▸ **Task details**
Wherever the word "text" appears in a line, copy that line.

● ● ● ● ● ● ●

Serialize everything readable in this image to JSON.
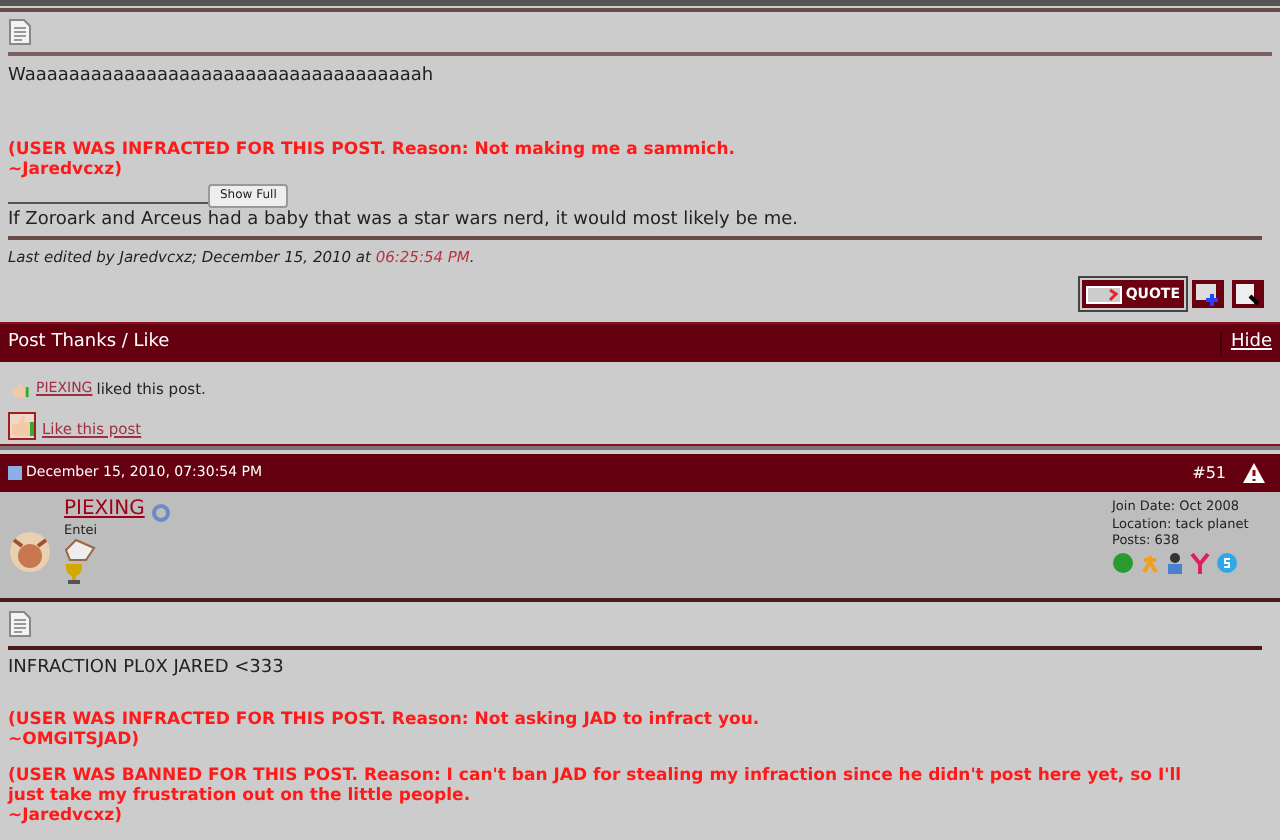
{
  "post_1": {
    "message": "Waaaaaaaaaaaaaaaaaaaaaaaaaaaaaaaaaaaah",
    "infractions": [
      "(USER WAS INFRACTED FOR THIS POST. Reason: Not making me a sammich.\n~Jaredvcxz)"
    ],
    "signature": {
      "button": "Show Full",
      "text": "If Zoroark and Arceus had a baby that was a star wars nerd, it would most likely be me."
    },
    "last_edited": {
      "text": "Last edited by Jaredvcxz; December 15, 2010 at ",
      "time": "06:25:54 PM",
      "end": "."
    },
    "quote_button": "QUOTE"
  },
  "thanks": {
    "title": "Post Thanks / Like",
    "hide": "Hide",
    "likers": [
      {
        "user": "PIEXING",
        "text": "liked this post."
      }
    ],
    "like_link": "Like this post"
  },
  "post_2": {
    "date": "December 15, 2010, 07:30:54 PM",
    "number": "#51",
    "user": {
      "name": "PIEXING",
      "title": "Entei",
      "details": [
        "Join Date: Oct 2008",
        "Location: tack planet",
        "Posts: 638"
      ]
    },
    "message": "INFRACTION PL0X JARED <333",
    "infractions": [
      "(USER WAS INFRACTED FOR THIS POST. Reason: Not asking JAD to infract you.\n~OMGITSJAD)",
      "(USER WAS BANNED FOR THIS POST. Reason: I can't ban JAD for stealing my infraction since he didn't post here yet, so I'll just take my frustration out on the little people.\n~Jaredvcxz)"
    ]
  }
}
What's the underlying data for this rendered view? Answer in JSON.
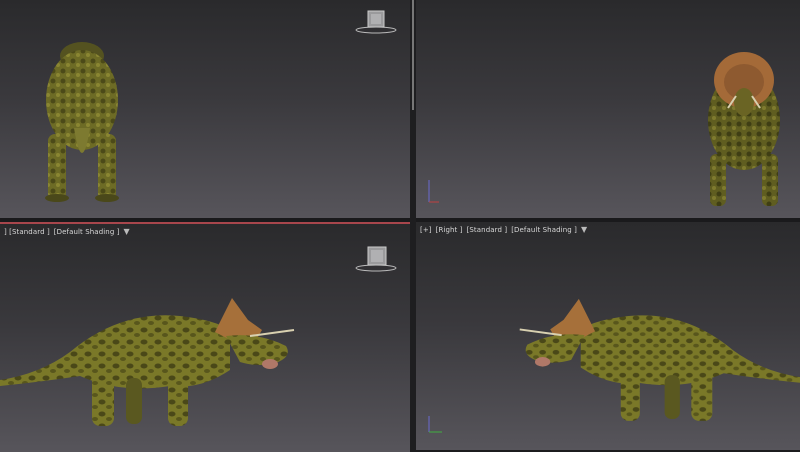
{
  "viewports": [
    {
      "id": "top-left",
      "label_parts": [],
      "view": "back"
    },
    {
      "id": "top-right",
      "label_parts": [],
      "view": "front"
    },
    {
      "id": "bottom-left",
      "label_parts": [
        "] [Standard ]",
        "[Default Shading ]"
      ],
      "filter_icon": "funnel-icon",
      "view": "side-left",
      "active": true
    },
    {
      "id": "bottom-right",
      "label_parts": [
        "[+]",
        "[Right ]",
        "[Standard ]",
        "[Default Shading ]"
      ],
      "filter_icon": "funnel-icon",
      "view": "side-right"
    }
  ],
  "colors": {
    "viewport_top": "#2a2a2c",
    "viewport_bottom": "#57555b",
    "active_border": "#a8464c",
    "dino_base": "#7a7a2a",
    "dino_spots": "#4a4a1a"
  },
  "icons": [
    "view-cube-icon",
    "axis-gizmo-icon",
    "funnel-icon"
  ]
}
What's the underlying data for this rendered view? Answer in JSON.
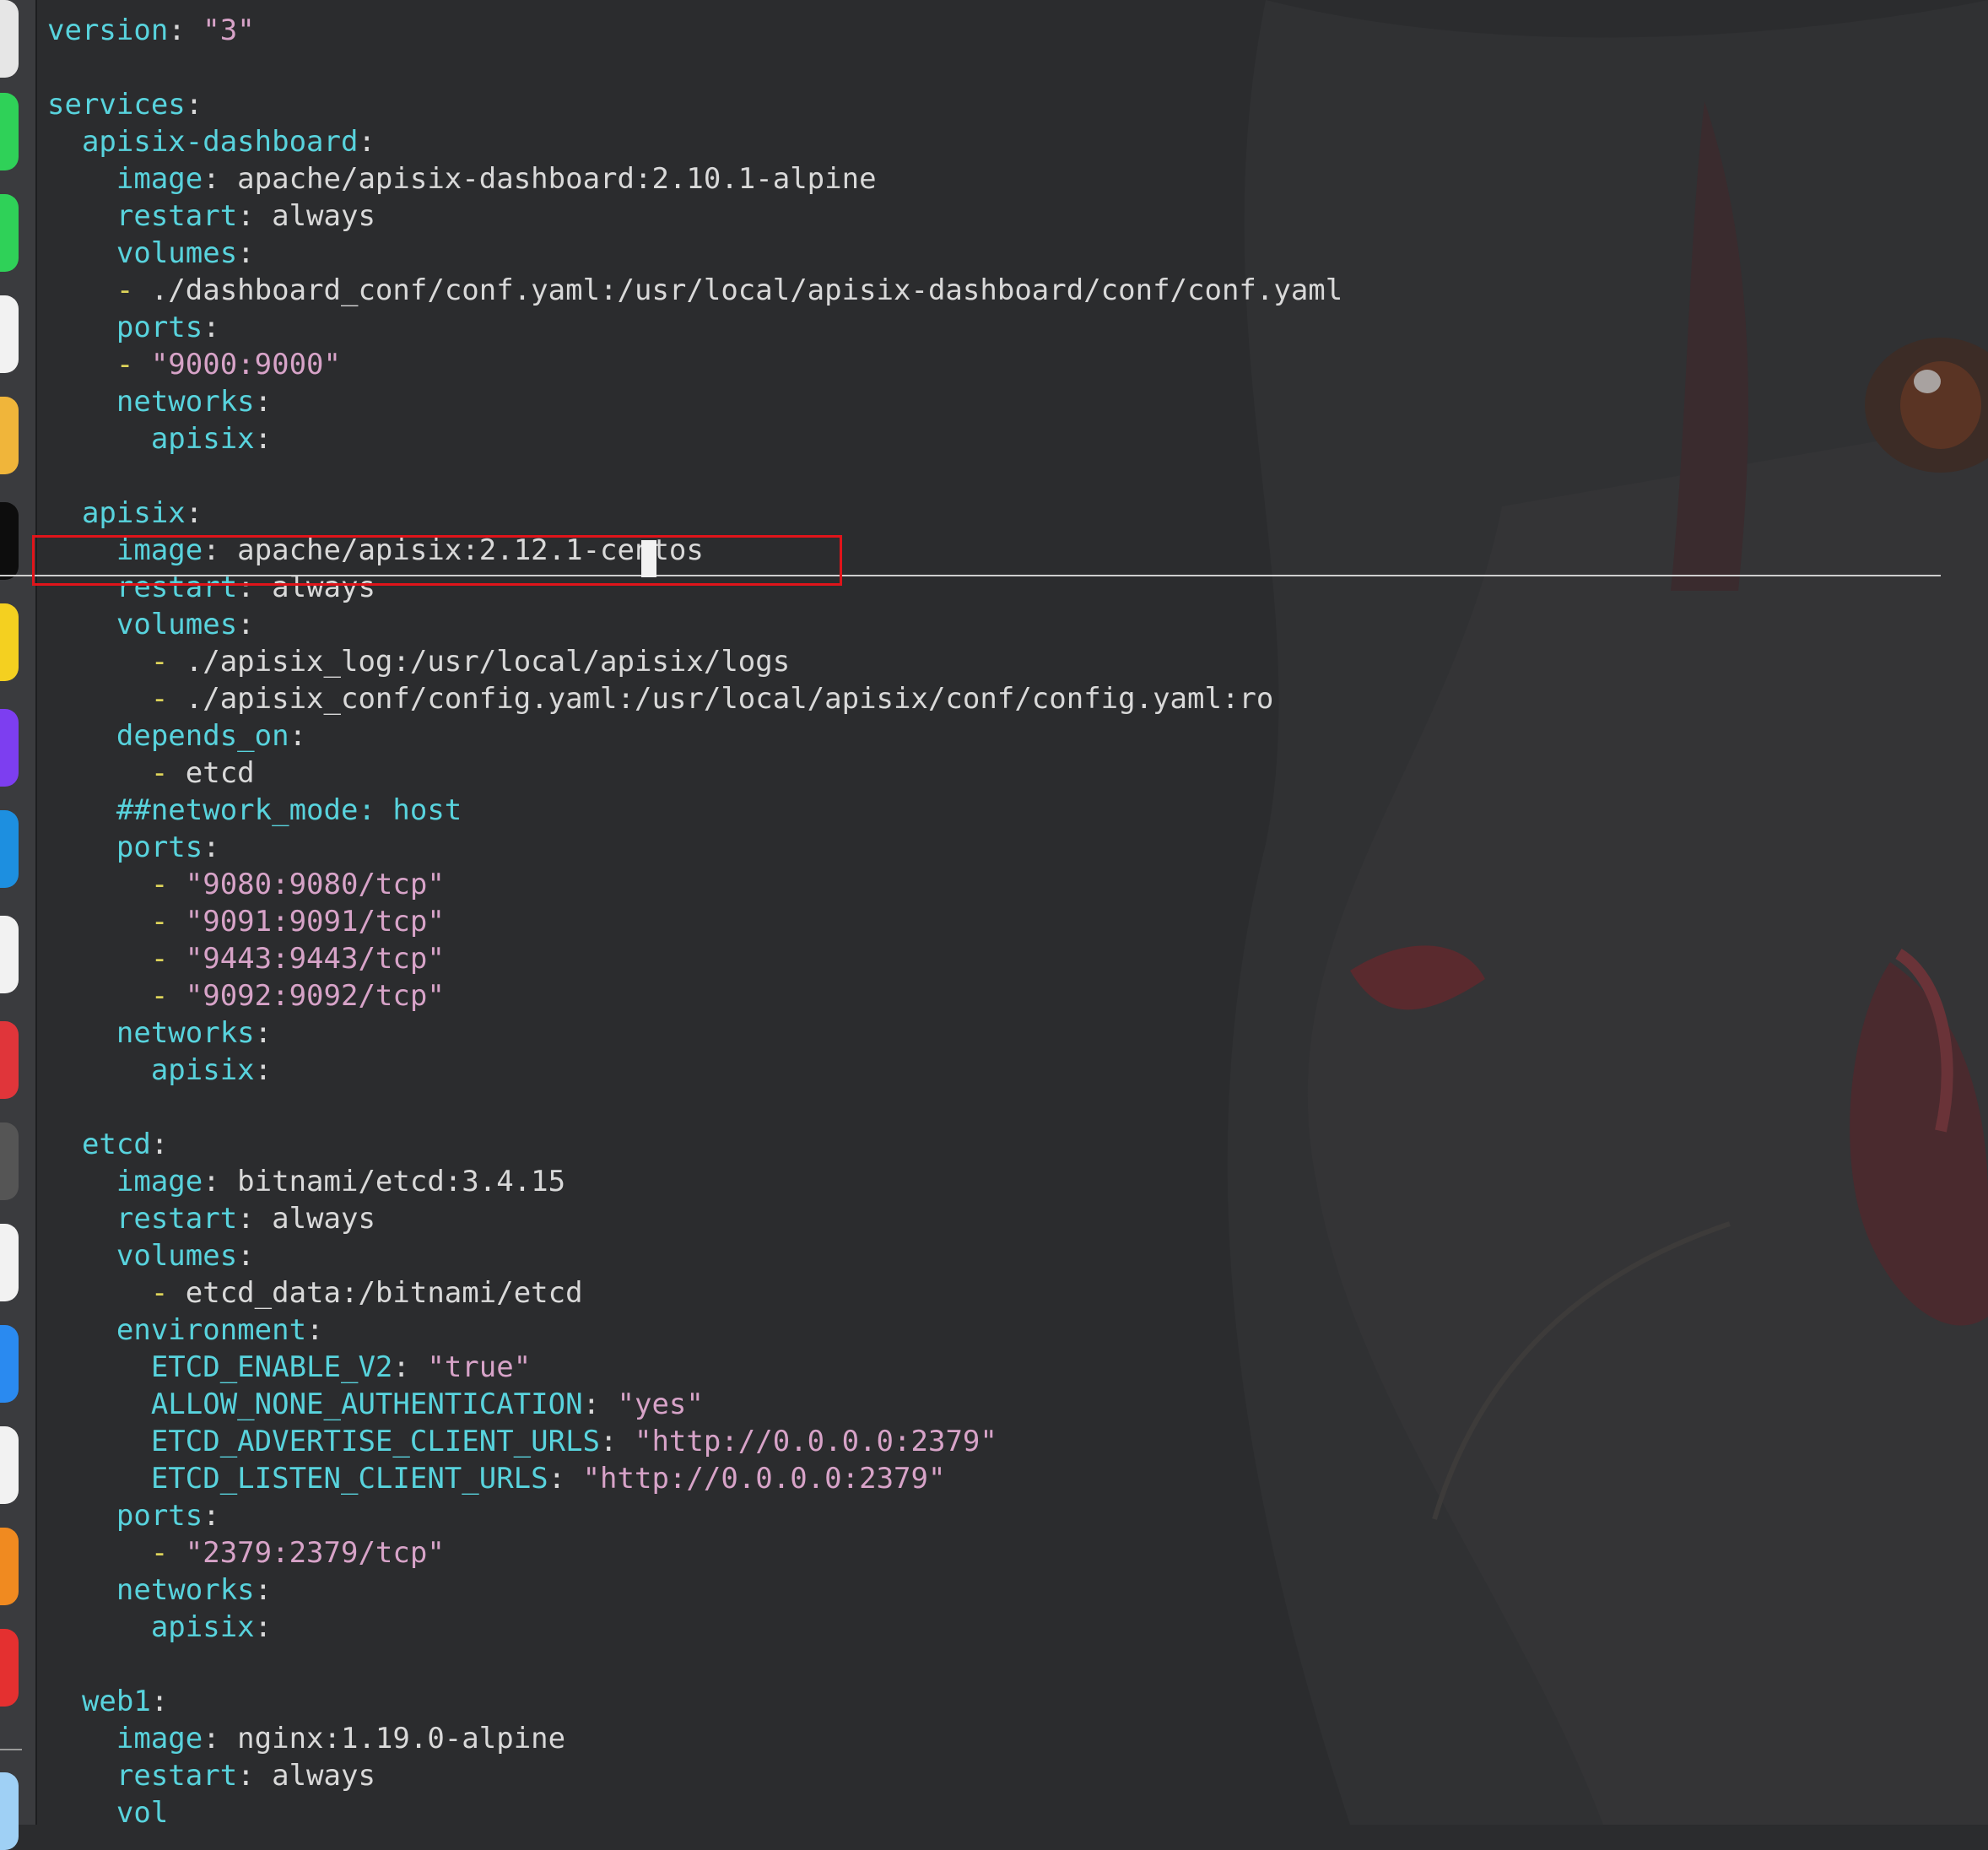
{
  "editor": {
    "lines": [
      [
        {
          "t": "version",
          "c": "k"
        },
        {
          "t": ": ",
          "c": "p"
        },
        {
          "t": "\"3\"",
          "c": "s"
        }
      ],
      [],
      [
        {
          "t": "services",
          "c": "k"
        },
        {
          "t": ":",
          "c": "p"
        }
      ],
      [
        {
          "t": "  apisix-dashboard",
          "c": "k"
        },
        {
          "t": ":",
          "c": "p"
        }
      ],
      [
        {
          "t": "    image",
          "c": "k"
        },
        {
          "t": ": apache/apisix-dashboard:2.10.1-alpine",
          "c": "p"
        }
      ],
      [
        {
          "t": "    restart",
          "c": "k"
        },
        {
          "t": ": always",
          "c": "p"
        }
      ],
      [
        {
          "t": "    volumes",
          "c": "k"
        },
        {
          "t": ":",
          "c": "p"
        }
      ],
      [
        {
          "t": "    - ",
          "c": "d"
        },
        {
          "t": "./dashboard_conf/conf.yaml:/usr/local/apisix-dashboard/conf/conf.yaml",
          "c": "p"
        }
      ],
      [
        {
          "t": "    ports",
          "c": "k"
        },
        {
          "t": ":",
          "c": "p"
        }
      ],
      [
        {
          "t": "    - ",
          "c": "d"
        },
        {
          "t": "\"9000:9000\"",
          "c": "s"
        }
      ],
      [
        {
          "t": "    networks",
          "c": "k"
        },
        {
          "t": ":",
          "c": "p"
        }
      ],
      [
        {
          "t": "      apisix",
          "c": "k"
        },
        {
          "t": ":",
          "c": "p"
        }
      ],
      [],
      [
        {
          "t": "  apisix",
          "c": "k"
        },
        {
          "t": ":",
          "c": "p"
        }
      ],
      [
        {
          "t": "    image",
          "c": "k"
        },
        {
          "t": ": apache/apisix:2.12.1-centos",
          "c": "p"
        }
      ],
      [
        {
          "t": "    restart",
          "c": "k"
        },
        {
          "t": ": always",
          "c": "p"
        }
      ],
      [
        {
          "t": "    volumes",
          "c": "k"
        },
        {
          "t": ":",
          "c": "p"
        }
      ],
      [
        {
          "t": "      - ",
          "c": "d"
        },
        {
          "t": "./apisix_log:/usr/local/apisix/logs",
          "c": "p"
        }
      ],
      [
        {
          "t": "      - ",
          "c": "d"
        },
        {
          "t": "./apisix_conf/config.yaml:/usr/local/apisix/conf/config.yaml:ro",
          "c": "p"
        }
      ],
      [
        {
          "t": "    depends_on",
          "c": "k"
        },
        {
          "t": ":",
          "c": "p"
        }
      ],
      [
        {
          "t": "      - ",
          "c": "d"
        },
        {
          "t": "etcd",
          "c": "p"
        }
      ],
      [
        {
          "t": "    ##network_mode: host",
          "c": "c"
        }
      ],
      [
        {
          "t": "    ports",
          "c": "k"
        },
        {
          "t": ":",
          "c": "p"
        }
      ],
      [
        {
          "t": "      - ",
          "c": "d"
        },
        {
          "t": "\"9080:9080/tcp\"",
          "c": "s"
        }
      ],
      [
        {
          "t": "      - ",
          "c": "d"
        },
        {
          "t": "\"9091:9091/tcp\"",
          "c": "s"
        }
      ],
      [
        {
          "t": "      - ",
          "c": "d"
        },
        {
          "t": "\"9443:9443/tcp\"",
          "c": "s"
        }
      ],
      [
        {
          "t": "      - ",
          "c": "d"
        },
        {
          "t": "\"9092:9092/tcp\"",
          "c": "s"
        }
      ],
      [
        {
          "t": "    networks",
          "c": "k"
        },
        {
          "t": ":",
          "c": "p"
        }
      ],
      [
        {
          "t": "      apisix",
          "c": "k"
        },
        {
          "t": ":",
          "c": "p"
        }
      ],
      [],
      [
        {
          "t": "  etcd",
          "c": "k"
        },
        {
          "t": ":",
          "c": "p"
        }
      ],
      [
        {
          "t": "    image",
          "c": "k"
        },
        {
          "t": ": bitnami/etcd:3.4.15",
          "c": "p"
        }
      ],
      [
        {
          "t": "    restart",
          "c": "k"
        },
        {
          "t": ": always",
          "c": "p"
        }
      ],
      [
        {
          "t": "    volumes",
          "c": "k"
        },
        {
          "t": ":",
          "c": "p"
        }
      ],
      [
        {
          "t": "      - ",
          "c": "d"
        },
        {
          "t": "etcd_data:/bitnami/etcd",
          "c": "p"
        }
      ],
      [
        {
          "t": "    environment",
          "c": "k"
        },
        {
          "t": ":",
          "c": "p"
        }
      ],
      [
        {
          "t": "      ETCD_ENABLE_V2",
          "c": "k"
        },
        {
          "t": ": ",
          "c": "p"
        },
        {
          "t": "\"true\"",
          "c": "s"
        }
      ],
      [
        {
          "t": "      ALLOW_NONE_AUTHENTICATION",
          "c": "k"
        },
        {
          "t": ": ",
          "c": "p"
        },
        {
          "t": "\"yes\"",
          "c": "s"
        }
      ],
      [
        {
          "t": "      ETCD_ADVERTISE_CLIENT_URLS",
          "c": "k"
        },
        {
          "t": ": ",
          "c": "p"
        },
        {
          "t": "\"http://0.0.0.0:2379\"",
          "c": "s"
        }
      ],
      [
        {
          "t": "      ETCD_LISTEN_CLIENT_URLS",
          "c": "k"
        },
        {
          "t": ": ",
          "c": "p"
        },
        {
          "t": "\"http://0.0.0.0:2379\"",
          "c": "s"
        }
      ],
      [
        {
          "t": "    ports",
          "c": "k"
        },
        {
          "t": ":",
          "c": "p"
        }
      ],
      [
        {
          "t": "      - ",
          "c": "d"
        },
        {
          "t": "\"2379:2379/tcp\"",
          "c": "s"
        }
      ],
      [
        {
          "t": "    networks",
          "c": "k"
        },
        {
          "t": ":",
          "c": "p"
        }
      ],
      [
        {
          "t": "      apisix",
          "c": "k"
        },
        {
          "t": ":",
          "c": "p"
        }
      ],
      [],
      [
        {
          "t": "  web1",
          "c": "k"
        },
        {
          "t": ":",
          "c": "p"
        }
      ],
      [
        {
          "t": "    image",
          "c": "k"
        },
        {
          "t": ": nginx:1.19.0-alpine",
          "c": "p"
        }
      ],
      [
        {
          "t": "    restart",
          "c": "k"
        },
        {
          "t": ": always",
          "c": "p"
        }
      ],
      [
        {
          "t": "    vol",
          "c": "k"
        }
      ]
    ]
  },
  "dock": {
    "apps": [
      {
        "icon": "launchpad-icon",
        "color": "#e6e6e6"
      },
      {
        "icon": "messages-icon",
        "color": "#2fd158"
      },
      {
        "icon": "facetime-icon",
        "color": "#2fd158"
      },
      {
        "icon": "maps-icon",
        "color": "#f2f2f2"
      },
      {
        "icon": "chrome-icon",
        "color": "#f0b53a"
      },
      {
        "icon": "terminal-icon",
        "color": "#0d0d0d"
      },
      {
        "icon": "sketch-icon",
        "color": "#f4d020"
      },
      {
        "icon": "jetbrains-icon",
        "color": "#7d3ef0"
      },
      {
        "icon": "webstorm-icon",
        "color": "#1d8fe0"
      },
      {
        "icon": "browser-icon",
        "color": "#f2f2f2"
      },
      {
        "icon": "app-red-icon",
        "color": "#e0353a"
      },
      {
        "icon": "app-gray-icon",
        "color": "#555555"
      },
      {
        "icon": "acrobat-icon",
        "color": "#f2f2f2"
      },
      {
        "icon": "safari-icon",
        "color": "#2a8af0"
      },
      {
        "icon": "office-icon",
        "color": "#f2f2f2"
      },
      {
        "icon": "app-orange-icon",
        "color": "#f08a20"
      },
      {
        "icon": "pdf-icon",
        "color": "#e43030"
      },
      {
        "icon": "finder-icon",
        "color": "#9fd0f5"
      }
    ]
  }
}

● ● ● ● ● ● ●

▸ **Exercise response**
      "text": "If Zoroark and Arceus had a baby that was a star wars nerd, it would most likely be me."
      "text": "Last edited by Jaredvcxz; December 15, 2010 at ",
        "text": "liked this post."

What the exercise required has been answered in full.